● Short problem
For the copy, please give all of the data again exactly and leave the pictures out.

● Available records
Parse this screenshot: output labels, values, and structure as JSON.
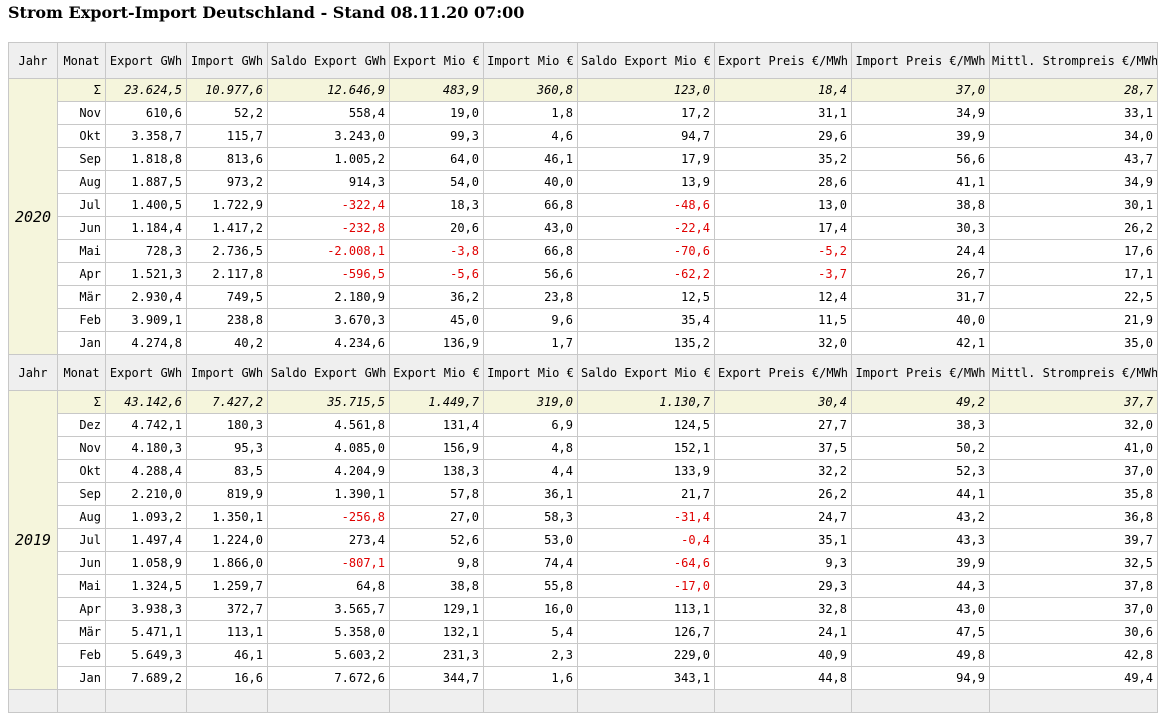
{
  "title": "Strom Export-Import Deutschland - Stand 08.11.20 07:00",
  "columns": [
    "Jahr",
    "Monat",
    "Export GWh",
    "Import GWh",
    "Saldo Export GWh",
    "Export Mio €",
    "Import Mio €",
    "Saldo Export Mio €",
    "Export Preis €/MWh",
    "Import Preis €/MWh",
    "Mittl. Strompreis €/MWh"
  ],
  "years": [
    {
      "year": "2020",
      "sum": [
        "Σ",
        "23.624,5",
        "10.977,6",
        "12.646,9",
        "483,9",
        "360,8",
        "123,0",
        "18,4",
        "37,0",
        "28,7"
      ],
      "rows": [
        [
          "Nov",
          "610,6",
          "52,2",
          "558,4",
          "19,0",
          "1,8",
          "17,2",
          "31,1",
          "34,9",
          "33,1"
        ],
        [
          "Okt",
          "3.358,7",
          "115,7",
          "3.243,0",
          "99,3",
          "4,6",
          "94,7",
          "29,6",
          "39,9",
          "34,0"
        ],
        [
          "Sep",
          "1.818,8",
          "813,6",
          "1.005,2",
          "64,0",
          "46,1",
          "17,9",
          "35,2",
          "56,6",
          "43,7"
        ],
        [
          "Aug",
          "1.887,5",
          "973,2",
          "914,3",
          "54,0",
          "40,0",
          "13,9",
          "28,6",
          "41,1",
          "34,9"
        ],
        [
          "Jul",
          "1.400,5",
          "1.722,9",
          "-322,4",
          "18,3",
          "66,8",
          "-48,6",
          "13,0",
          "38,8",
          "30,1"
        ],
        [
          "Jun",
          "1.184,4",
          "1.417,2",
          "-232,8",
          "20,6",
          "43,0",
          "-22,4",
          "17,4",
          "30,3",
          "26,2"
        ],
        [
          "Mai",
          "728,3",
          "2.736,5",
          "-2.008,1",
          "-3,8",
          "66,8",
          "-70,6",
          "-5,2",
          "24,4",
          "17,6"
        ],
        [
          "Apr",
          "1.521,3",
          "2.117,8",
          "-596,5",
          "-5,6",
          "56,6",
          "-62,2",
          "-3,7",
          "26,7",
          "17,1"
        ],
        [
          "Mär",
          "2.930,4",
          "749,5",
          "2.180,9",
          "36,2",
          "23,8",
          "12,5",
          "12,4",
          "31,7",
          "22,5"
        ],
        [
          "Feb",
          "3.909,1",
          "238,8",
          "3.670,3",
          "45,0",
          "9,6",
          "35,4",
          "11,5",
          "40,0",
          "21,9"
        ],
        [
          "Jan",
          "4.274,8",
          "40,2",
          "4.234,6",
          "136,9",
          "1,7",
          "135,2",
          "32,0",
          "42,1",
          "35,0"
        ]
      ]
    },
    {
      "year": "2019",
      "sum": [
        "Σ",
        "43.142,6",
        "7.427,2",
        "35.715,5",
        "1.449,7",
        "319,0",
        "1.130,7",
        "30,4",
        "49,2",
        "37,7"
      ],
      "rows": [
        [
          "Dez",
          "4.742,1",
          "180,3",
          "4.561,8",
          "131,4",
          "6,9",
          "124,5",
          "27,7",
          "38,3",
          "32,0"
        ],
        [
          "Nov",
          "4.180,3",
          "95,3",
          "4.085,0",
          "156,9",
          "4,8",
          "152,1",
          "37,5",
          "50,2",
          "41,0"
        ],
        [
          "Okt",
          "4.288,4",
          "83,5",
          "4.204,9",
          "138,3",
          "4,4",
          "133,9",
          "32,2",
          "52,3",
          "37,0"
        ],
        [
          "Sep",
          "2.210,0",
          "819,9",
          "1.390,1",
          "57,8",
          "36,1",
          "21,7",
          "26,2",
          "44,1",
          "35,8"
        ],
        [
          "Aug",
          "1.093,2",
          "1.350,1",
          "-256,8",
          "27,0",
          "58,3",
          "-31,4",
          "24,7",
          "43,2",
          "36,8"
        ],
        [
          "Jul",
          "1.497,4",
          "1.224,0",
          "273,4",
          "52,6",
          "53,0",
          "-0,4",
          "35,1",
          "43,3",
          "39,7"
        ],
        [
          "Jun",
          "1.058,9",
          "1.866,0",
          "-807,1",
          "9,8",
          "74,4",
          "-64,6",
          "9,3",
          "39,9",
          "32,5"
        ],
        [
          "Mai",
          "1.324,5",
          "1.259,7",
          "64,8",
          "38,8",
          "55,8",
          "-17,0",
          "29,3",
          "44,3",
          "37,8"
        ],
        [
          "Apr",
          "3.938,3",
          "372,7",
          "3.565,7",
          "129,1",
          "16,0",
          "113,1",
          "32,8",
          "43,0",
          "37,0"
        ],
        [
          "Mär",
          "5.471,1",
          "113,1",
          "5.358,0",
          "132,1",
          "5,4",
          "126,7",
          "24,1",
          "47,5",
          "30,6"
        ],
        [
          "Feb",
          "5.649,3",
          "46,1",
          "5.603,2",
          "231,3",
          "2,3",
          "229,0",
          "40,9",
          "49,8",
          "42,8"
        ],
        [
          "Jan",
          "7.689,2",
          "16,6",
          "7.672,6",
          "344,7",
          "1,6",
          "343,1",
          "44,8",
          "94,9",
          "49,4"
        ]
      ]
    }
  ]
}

● Final result
Parse this screenshot: output labels, values, and structure as JSON.
{
  "title": "Strom Export-Import Deutschland - Stand 08.11.20 07:00",
  "columns": [
    "Jahr",
    "Monat",
    "Export GWh",
    "Import GWh",
    "Saldo Export GWh",
    "Export Mio €",
    "Import Mio €",
    "Saldo Export Mio €",
    "Export Preis €/MWh",
    "Import Preis €/MWh",
    "Mittl. Strompreis €/MWh"
  ],
  "years": [
    {
      "year": "2020",
      "sum": [
        "Σ",
        "23.624,5",
        "10.977,6",
        "12.646,9",
        "483,9",
        "360,8",
        "123,0",
        "18,4",
        "37,0",
        "28,7"
      ],
      "rows": [
        [
          "Nov",
          "610,6",
          "52,2",
          "558,4",
          "19,0",
          "1,8",
          "17,2",
          "31,1",
          "34,9",
          "33,1"
        ],
        [
          "Okt",
          "3.358,7",
          "115,7",
          "3.243,0",
          "99,3",
          "4,6",
          "94,7",
          "29,6",
          "39,9",
          "34,0"
        ],
        [
          "Sep",
          "1.818,8",
          "813,6",
          "1.005,2",
          "64,0",
          "46,1",
          "17,9",
          "35,2",
          "56,6",
          "43,7"
        ],
        [
          "Aug",
          "1.887,5",
          "973,2",
          "914,3",
          "54,0",
          "40,0",
          "13,9",
          "28,6",
          "41,1",
          "34,9"
        ],
        [
          "Jul",
          "1.400,5",
          "1.722,9",
          "-322,4",
          "18,3",
          "66,8",
          "-48,6",
          "13,0",
          "38,8",
          "30,1"
        ],
        [
          "Jun",
          "1.184,4",
          "1.417,2",
          "-232,8",
          "20,6",
          "43,0",
          "-22,4",
          "17,4",
          "30,3",
          "26,2"
        ],
        [
          "Mai",
          "728,3",
          "2.736,5",
          "-2.008,1",
          "-3,8",
          "66,8",
          "-70,6",
          "-5,2",
          "24,4",
          "17,6"
        ],
        [
          "Apr",
          "1.521,3",
          "2.117,8",
          "-596,5",
          "-5,6",
          "56,6",
          "-62,2",
          "-3,7",
          "26,7",
          "17,1"
        ],
        [
          "Mär",
          "2.930,4",
          "749,5",
          "2.180,9",
          "36,2",
          "23,8",
          "12,5",
          "12,4",
          "31,7",
          "22,5"
        ],
        [
          "Feb",
          "3.909,1",
          "238,8",
          "3.670,3",
          "45,0",
          "9,6",
          "35,4",
          "11,5",
          "40,0",
          "21,9"
        ],
        [
          "Jan",
          "4.274,8",
          "40,2",
          "4.234,6",
          "136,9",
          "1,7",
          "135,2",
          "32,0",
          "42,1",
          "35,0"
        ]
      ]
    },
    {
      "year": "2019",
      "sum": [
        "Σ",
        "43.142,6",
        "7.427,2",
        "35.715,5",
        "1.449,7",
        "319,0",
        "1.130,7",
        "30,4",
        "49,2",
        "37,7"
      ],
      "rows": [
        [
          "Dez",
          "4.742,1",
          "180,3",
          "4.561,8",
          "131,4",
          "6,9",
          "124,5",
          "27,7",
          "38,3",
          "32,0"
        ],
        [
          "Nov",
          "4.180,3",
          "95,3",
          "4.085,0",
          "156,9",
          "4,8",
          "152,1",
          "37,5",
          "50,2",
          "41,0"
        ],
        [
          "Okt",
          "4.288,4",
          "83,5",
          "4.204,9",
          "138,3",
          "4,4",
          "133,9",
          "32,2",
          "52,3",
          "37,0"
        ],
        [
          "Sep",
          "2.210,0",
          "819,9",
          "1.390,1",
          "57,8",
          "36,1",
          "21,7",
          "26,2",
          "44,1",
          "35,8"
        ],
        [
          "Aug",
          "1.093,2",
          "1.350,1",
          "-256,8",
          "27,0",
          "58,3",
          "-31,4",
          "24,7",
          "43,2",
          "36,8"
        ],
        [
          "Jul",
          "1.497,4",
          "1.224,0",
          "273,4",
          "52,6",
          "53,0",
          "-0,4",
          "35,1",
          "43,3",
          "39,7"
        ],
        [
          "Jun",
          "1.058,9",
          "1.866,0",
          "-807,1",
          "9,8",
          "74,4",
          "-64,6",
          "9,3",
          "39,9",
          "32,5"
        ],
        [
          "Mai",
          "1.324,5",
          "1.259,7",
          "64,8",
          "38,8",
          "55,8",
          "-17,0",
          "29,3",
          "44,3",
          "37,8"
        ],
        [
          "Apr",
          "3.938,3",
          "372,7",
          "3.565,7",
          "129,1",
          "16,0",
          "113,1",
          "32,8",
          "43,0",
          "37,0"
        ],
        [
          "Mär",
          "5.471,1",
          "113,1",
          "5.358,0",
          "132,1",
          "5,4",
          "126,7",
          "24,1",
          "47,5",
          "30,6"
        ],
        [
          "Feb",
          "5.649,3",
          "46,1",
          "5.603,2",
          "231,3",
          "2,3",
          "229,0",
          "40,9",
          "49,8",
          "42,8"
        ],
        [
          "Jan",
          "7.689,2",
          "16,6",
          "7.672,6",
          "344,7",
          "1,6",
          "343,1",
          "44,8",
          "94,9",
          "49,4"
        ]
      ]
    }
  ]
}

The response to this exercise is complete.